> [Goals]:
1. In the surety bond comment excerpt, what does the response say the amount should be tied to?
2. Reproduce the surety bond comment excerpt between "CCI Response: DFPI" and "licensure? Please explain.", inclusive.

> [Page extract]:
--- --- ---
CCI Response: DFPI should allow applicants to propose a bond amount and the rationale as to why such amount is sufficient to best protect their customers. This makes particular sense as the applicants will best understand their business model and activities and how to quantify the appropriate bond amount to best protect customers.4
4. Should the DFPI require a minimum amount of surety bond or trust account? Please explain.
CCI Response: Licensees should be allowed to propose an amount and provide justification for such proposal regarding a surety bond or trust account. For example, the New York BitLicense provides for a similar approach and does not require a minimum amount of surety bond or trust account.
5. Should surety bond or trust account amounts vary by the type of activity requiring licensure? Please explain.
CCI Response: The amount should be tied to the proportion of business activities covered by DFAL and size of the company, and thus, will vary by applicant.
6. How should specific activity requirements provided for in DFAL, such as the custody requirements of Financial Code section 3503 or the reserve requirements of Financial Code section 3601, impact surety bond or trust account amounts?
--- --- ---
> [Recorded data]:
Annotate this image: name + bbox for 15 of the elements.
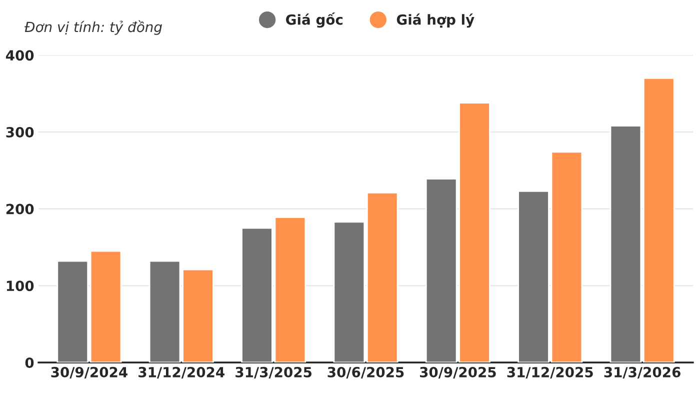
x-tick-label: 31/3/2026 [604,366,680,378]
x-tick-label: 31/3/2025 [236,366,312,378]
y-tick-label: 200 [6,204,34,214]
y-tick-label: 0 [25,357,34,368]
y-axis-title: Đơn vị tính: tỷ đồng [24,20,162,35]
x-tick-label: 31/12/2024 [138,366,224,378]
x-tick-label: 30/9/2024 [51,366,128,378]
y-tick-label: 100 [6,280,34,292]
x-tick-label: 30/9/2025 [420,366,496,378]
x-tick-label: 30/6/2025 [328,366,404,378]
legend-label: Giá gốc [286,12,342,28]
y-tick-label: 300 [6,126,34,138]
legend-label: Giá hợp lý [396,14,474,28]
x-tick-label: 31/12/2025 [507,366,593,378]
y-tick-label: 400 [6,50,34,61]
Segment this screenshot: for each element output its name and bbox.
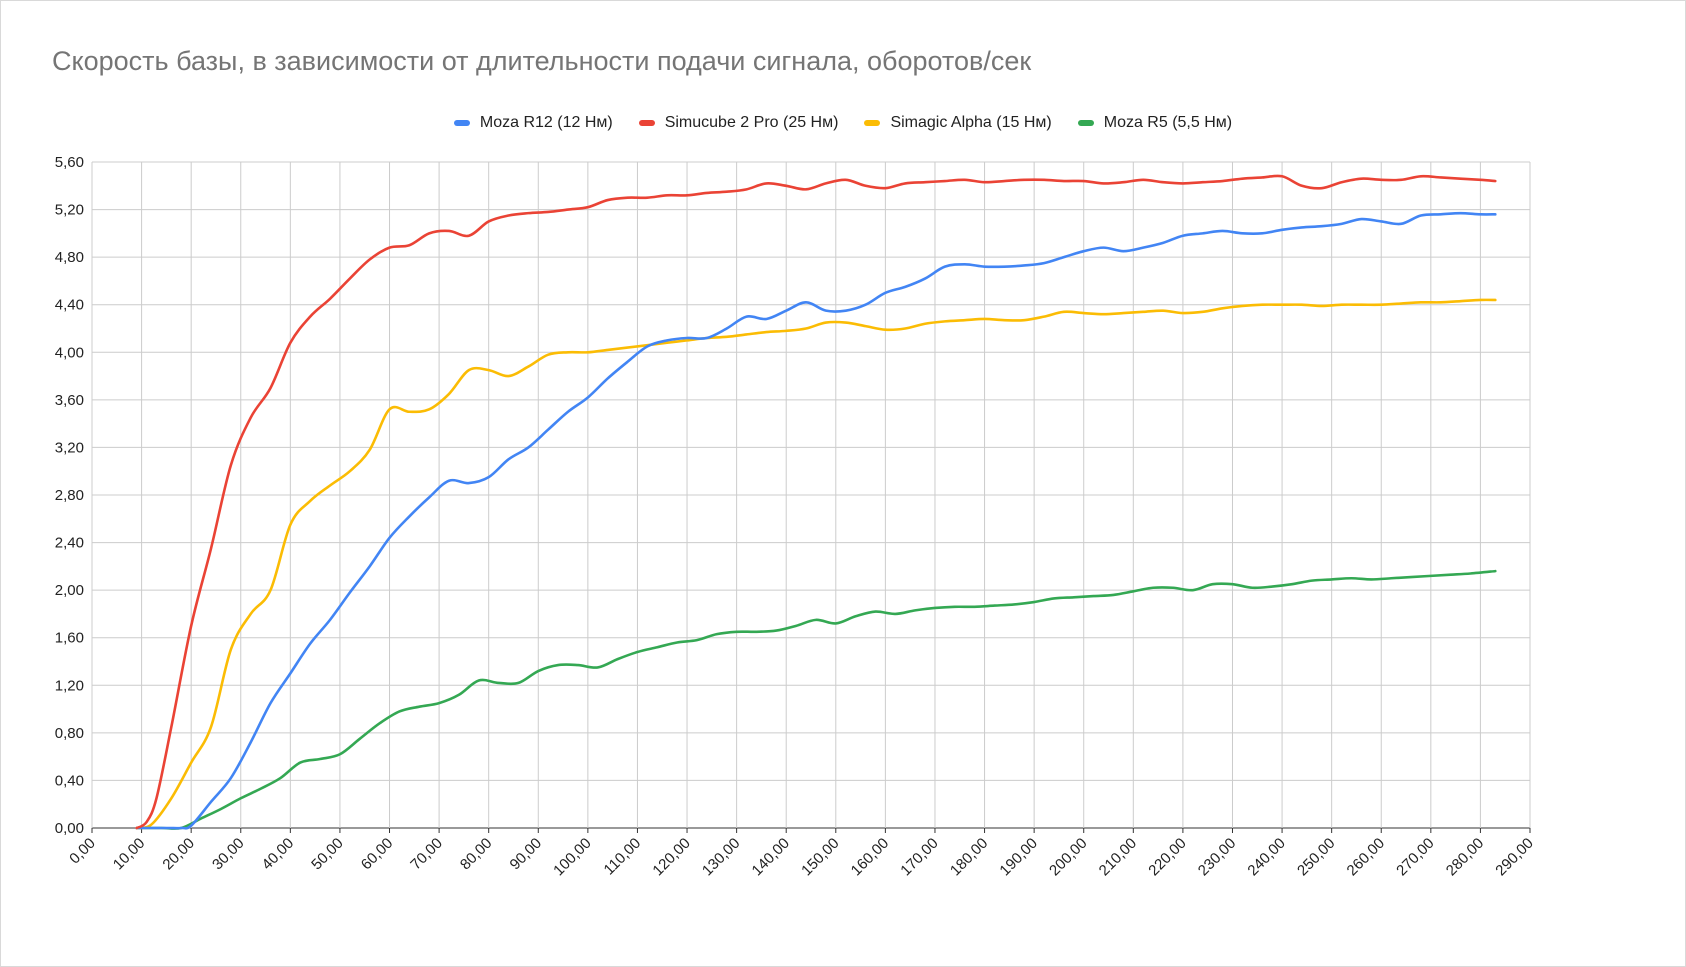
y-tick-label: 1,60: [55, 630, 84, 647]
x-tick-label: 160,00: [848, 835, 892, 879]
x-tick-label: 80,00: [457, 835, 496, 874]
x-tick-label: 240,00: [1244, 835, 1288, 879]
x-tick-label: 60,00: [358, 835, 397, 874]
legend-swatch: [638, 120, 655, 126]
x-tick-label: 50,00: [308, 835, 347, 874]
legend-label: Simucube 2 Pro (25 Нм): [664, 114, 839, 131]
legend-swatch: [453, 120, 470, 126]
series-line-moza-r12-12: [135, 211, 1497, 830]
x-tick-label: 210,00: [1096, 835, 1140, 879]
y-tick-label: 1,20: [55, 677, 84, 694]
x-tick-label: 230,00: [1195, 835, 1239, 879]
x-tick-label: 70,00: [407, 835, 446, 874]
legend-label: Moza R12 (12 Нм): [479, 114, 613, 131]
x-tick-label: 250,00: [1294, 835, 1338, 879]
x-tick-label: 150,00: [798, 835, 842, 879]
legend-item: Simucube 2 Pro (25 Нм): [638, 110, 839, 136]
y-tick-label: 3,20: [55, 439, 84, 456]
y-tick-label: 2,80: [55, 487, 84, 504]
x-tick-label: 270,00: [1393, 835, 1437, 879]
series-line-simagic-alpha-15: [135, 298, 1497, 830]
chart-legend: Moza R12 (12 Нм) Simucube 2 Pro (25 Нм) Si…: [0, 110, 1686, 136]
legend-item: Moza R5 (5,5 Нм): [1077, 110, 1233, 136]
x-tick-label: 10,00: [110, 835, 149, 874]
x-tick-label: 100,00: [550, 835, 594, 879]
x-tick-label: 90,00: [507, 835, 546, 874]
chart-title: Скорость базы, в зависимости от длительн…: [52, 46, 1032, 76]
x-tick-label: 280,00: [1443, 835, 1487, 879]
x-tick-label: 110,00: [601, 835, 645, 879]
y-tick-label: 2,00: [55, 582, 84, 599]
x-tick-label: 130,00: [699, 835, 743, 879]
x-tick-label: 200,00: [1046, 835, 1090, 879]
x-tick-label: 190,00: [996, 835, 1040, 879]
y-tick-label: 0,40: [55, 772, 84, 789]
x-tick-label: 120,00: [649, 835, 693, 879]
x-tick-label: 40,00: [259, 835, 298, 874]
y-tick-label: 4,80: [55, 249, 84, 266]
x-tick-label: 170,00: [897, 835, 941, 879]
y-tick-label: 5,60: [55, 154, 84, 171]
x-tick-label: 30,00: [209, 835, 248, 874]
legend-swatch: [1077, 120, 1094, 126]
y-tick-label: 4,00: [55, 344, 84, 361]
y-tick-label: 4,40: [55, 297, 84, 314]
legend-label: Moza R5 (5,5 Нм): [1103, 114, 1233, 131]
legend-item: Moza R12 (12 Нм): [453, 110, 613, 136]
x-tick-label: 260,00: [1344, 835, 1388, 879]
legend-item: Simagic Alpha (15 Нм): [864, 110, 1052, 136]
x-tick-label: 220,00: [1145, 835, 1189, 879]
x-tick-label: 180,00: [947, 835, 991, 879]
series-line-simucube-2-pro-25: [135, 174, 1497, 830]
y-tick-label: 2,40: [55, 535, 84, 552]
y-tick-label: 0,80: [55, 725, 84, 742]
series-line-moza-r5-5-5: [135, 569, 1497, 830]
x-tick-label: 20,00: [159, 835, 198, 874]
y-tick-label: 0,00: [55, 820, 84, 837]
legend-swatch: [864, 120, 881, 126]
legend-label: Simagic Alpha (15 Нм): [890, 114, 1052, 131]
x-tick-label: 140,00: [749, 835, 793, 879]
y-tick-label: 5,20: [55, 202, 84, 219]
x-tick-label: 0,00: [66, 835, 99, 868]
x-tick-label: 290,00: [1492, 835, 1536, 879]
y-tick-label: 3,60: [55, 392, 84, 409]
--- --- ---
> [Solved problems]:
1. The proportion of business activities covered by DFAL and the size of the company.

2.
CCI Response: DFPI should allow applicants to propose a bond amount and the rationale as to why such amount is sufficient to best protect their customers. This makes particular sense as the applicants will best understand their business model and activities and how to quantify the appropriate bond amount to best protect customers.4
4. Should the DFPI require a minimum amount of surety bond or trust account? Please explain.
CCI Response: Licensees should be allowed to propose an amount and provide justification for such proposal regarding a surety bond or trust account. For example, the New York BitLicense provides for a similar approach and does not require a minimum amount of surety bond or trust account.
5. Should surety bond or trust account amounts vary by the type of activity requiring licensure? Please explain.